**ЦЕЛЬ УПРАЖНЕНИЯ:** Перепишите дословно часть отрывка о Кайсыне Кулиеве: начните со слов «Свет был на» и остановитесь после слов «с водою горной!».

**ОТРЫВОК ТЕКСТА:**
========================================================================

Радость и Горе – вот она.
Лицемерие, лесть неизвестны ей,
Как солдату, принявшему бой.
На горы и на ребенка похожа она,
На дерево и на облако,
На речку, сверкнувшую на заре,
На огонь, что пылает зимой в очаге.
Нет, Поэзия – не слова,
А подсолнух, едва освещенный луной.
Поэзия – разве это слова?
Жизнь и Смерть – вот она.
(Перевод Я. Акима)

В этих строках – ключ к судьбе Кайсына Кулиева. Он словно подсказывал нам, читателям-друзьям, как воспринять (не считывать равнодушными глазами с листа) его стихи: в них подлинность поэзии, которая была его исповедью, а теперь оказалась завещанием.

Я прекрасно представляю, что ни в каком предисловии невозможно во всей полноте раскрыть духовный мир большого поэта, как Кайсын Кулиев, и не ставлю такой задачи. Хочу, – перечитывая его жизнь, «свиток верный», – вернуть, может быть, счастье общения с ним и глубже, теперь через скорбь, уяснить, чем он был и остался для нас, живущих, и для поэзии. Что завещал нам поэт, имя которого – Кайсын Кулиев? Какие непреходящие уроки духа, добытые им в жизни и творчестве, он оставил людям?

Принять их с благодарностью, поняв их настоящую цену, как раньше понял поэт:

Ночь миновала. Отчий дом и двор 
Сияли светом радости чудесной.
Узнал я цену жизни, житель гор,
И жарким днем лежу в тени древесной.
Свет был на всем. Он внове освещал 
Улыбку матери и взгляд любимой.
Меня, по счастью, миновал обвал,
И вот лежу, живой и невредимый.
Ужасный гул остался позади.
Как вкусен белый хлеб с водою горной!
Вкуси покой и радость обрети,
Душа, бедой испытанная черной!..–
(Перевод О. Чухонцева)

невозможно без того, если мы, читатели, не приблизимся к жизни и сердцу поэта, не будем знать, каким тяжким трудом души достались они ему и что значили в его собственной судьбе? «Поэзия вдвойне сильней, когда она подкреплена делами и кровью ее создателей. Я убежден, – писал Кулиев, – что поэт в трудные для родной земли дни обязан находиться на переднем крае. Трусость и малодушие так же неприемлемы для поэта, как отсутствие воображения или чувства стихии родного языка».

========================================================================

(Элементы из набора данных)
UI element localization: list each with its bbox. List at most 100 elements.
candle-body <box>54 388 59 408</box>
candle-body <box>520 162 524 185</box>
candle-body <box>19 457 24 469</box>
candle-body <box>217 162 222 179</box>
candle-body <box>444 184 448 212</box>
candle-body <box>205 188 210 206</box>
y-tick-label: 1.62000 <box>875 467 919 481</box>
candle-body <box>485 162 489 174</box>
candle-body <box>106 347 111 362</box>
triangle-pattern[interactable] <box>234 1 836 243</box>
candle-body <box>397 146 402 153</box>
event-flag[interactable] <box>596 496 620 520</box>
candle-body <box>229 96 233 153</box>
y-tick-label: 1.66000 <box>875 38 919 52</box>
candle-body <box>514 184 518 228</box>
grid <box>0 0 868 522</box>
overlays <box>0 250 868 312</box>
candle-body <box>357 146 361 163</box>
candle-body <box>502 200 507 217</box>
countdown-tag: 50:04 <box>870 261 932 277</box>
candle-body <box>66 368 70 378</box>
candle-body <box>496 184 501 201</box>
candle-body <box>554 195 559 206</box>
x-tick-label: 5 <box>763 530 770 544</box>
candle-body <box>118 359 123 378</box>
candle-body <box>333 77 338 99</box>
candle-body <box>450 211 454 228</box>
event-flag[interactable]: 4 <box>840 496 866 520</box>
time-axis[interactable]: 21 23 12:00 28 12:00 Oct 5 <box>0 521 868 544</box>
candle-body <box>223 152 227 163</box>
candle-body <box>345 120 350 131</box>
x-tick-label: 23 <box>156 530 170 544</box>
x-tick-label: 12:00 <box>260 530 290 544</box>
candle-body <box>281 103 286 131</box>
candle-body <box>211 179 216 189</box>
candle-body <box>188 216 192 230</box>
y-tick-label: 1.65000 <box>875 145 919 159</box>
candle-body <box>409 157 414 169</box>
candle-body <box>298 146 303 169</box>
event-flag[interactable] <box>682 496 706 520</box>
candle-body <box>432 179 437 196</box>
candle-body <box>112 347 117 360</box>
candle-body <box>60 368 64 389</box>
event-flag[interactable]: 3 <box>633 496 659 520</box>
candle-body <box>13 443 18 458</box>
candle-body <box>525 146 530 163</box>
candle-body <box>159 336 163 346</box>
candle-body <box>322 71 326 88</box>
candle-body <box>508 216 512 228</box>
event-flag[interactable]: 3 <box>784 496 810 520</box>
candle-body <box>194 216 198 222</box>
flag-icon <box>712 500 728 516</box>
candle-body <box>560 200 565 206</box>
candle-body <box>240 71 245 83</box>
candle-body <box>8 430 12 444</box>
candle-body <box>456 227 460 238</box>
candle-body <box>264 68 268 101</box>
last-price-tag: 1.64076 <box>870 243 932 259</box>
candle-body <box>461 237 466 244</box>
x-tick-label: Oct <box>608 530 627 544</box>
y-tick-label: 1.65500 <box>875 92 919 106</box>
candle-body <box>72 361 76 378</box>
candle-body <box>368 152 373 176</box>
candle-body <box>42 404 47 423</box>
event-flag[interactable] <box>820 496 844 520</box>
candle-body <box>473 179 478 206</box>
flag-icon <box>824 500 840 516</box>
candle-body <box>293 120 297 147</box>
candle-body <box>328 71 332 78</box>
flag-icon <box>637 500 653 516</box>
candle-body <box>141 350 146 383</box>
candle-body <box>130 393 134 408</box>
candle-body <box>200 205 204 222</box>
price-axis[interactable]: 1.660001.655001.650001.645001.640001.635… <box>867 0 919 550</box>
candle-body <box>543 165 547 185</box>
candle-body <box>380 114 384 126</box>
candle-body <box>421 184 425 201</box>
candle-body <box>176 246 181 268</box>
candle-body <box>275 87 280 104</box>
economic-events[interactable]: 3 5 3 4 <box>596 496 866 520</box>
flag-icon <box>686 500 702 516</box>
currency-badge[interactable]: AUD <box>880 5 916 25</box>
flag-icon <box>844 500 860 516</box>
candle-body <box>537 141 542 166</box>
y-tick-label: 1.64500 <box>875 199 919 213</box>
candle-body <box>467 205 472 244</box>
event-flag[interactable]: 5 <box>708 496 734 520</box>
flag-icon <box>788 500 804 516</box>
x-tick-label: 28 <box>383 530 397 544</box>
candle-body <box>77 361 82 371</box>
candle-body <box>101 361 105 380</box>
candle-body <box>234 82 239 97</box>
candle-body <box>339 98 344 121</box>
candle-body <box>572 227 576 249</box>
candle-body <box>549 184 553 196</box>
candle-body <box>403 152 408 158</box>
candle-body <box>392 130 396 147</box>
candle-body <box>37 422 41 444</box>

========================================================================

**РЕШЕНИЕ УПРАЖНЕНИЯ:**
Свет был на всем. Он внове освещал 
Улыбку матери и взгляд любимой.
Меня, по счастью, миновал обвал,
И вот лежу, живой и невредимый.
Ужасный гул остался позади.
Как вкусен белый хлеб с водою горной!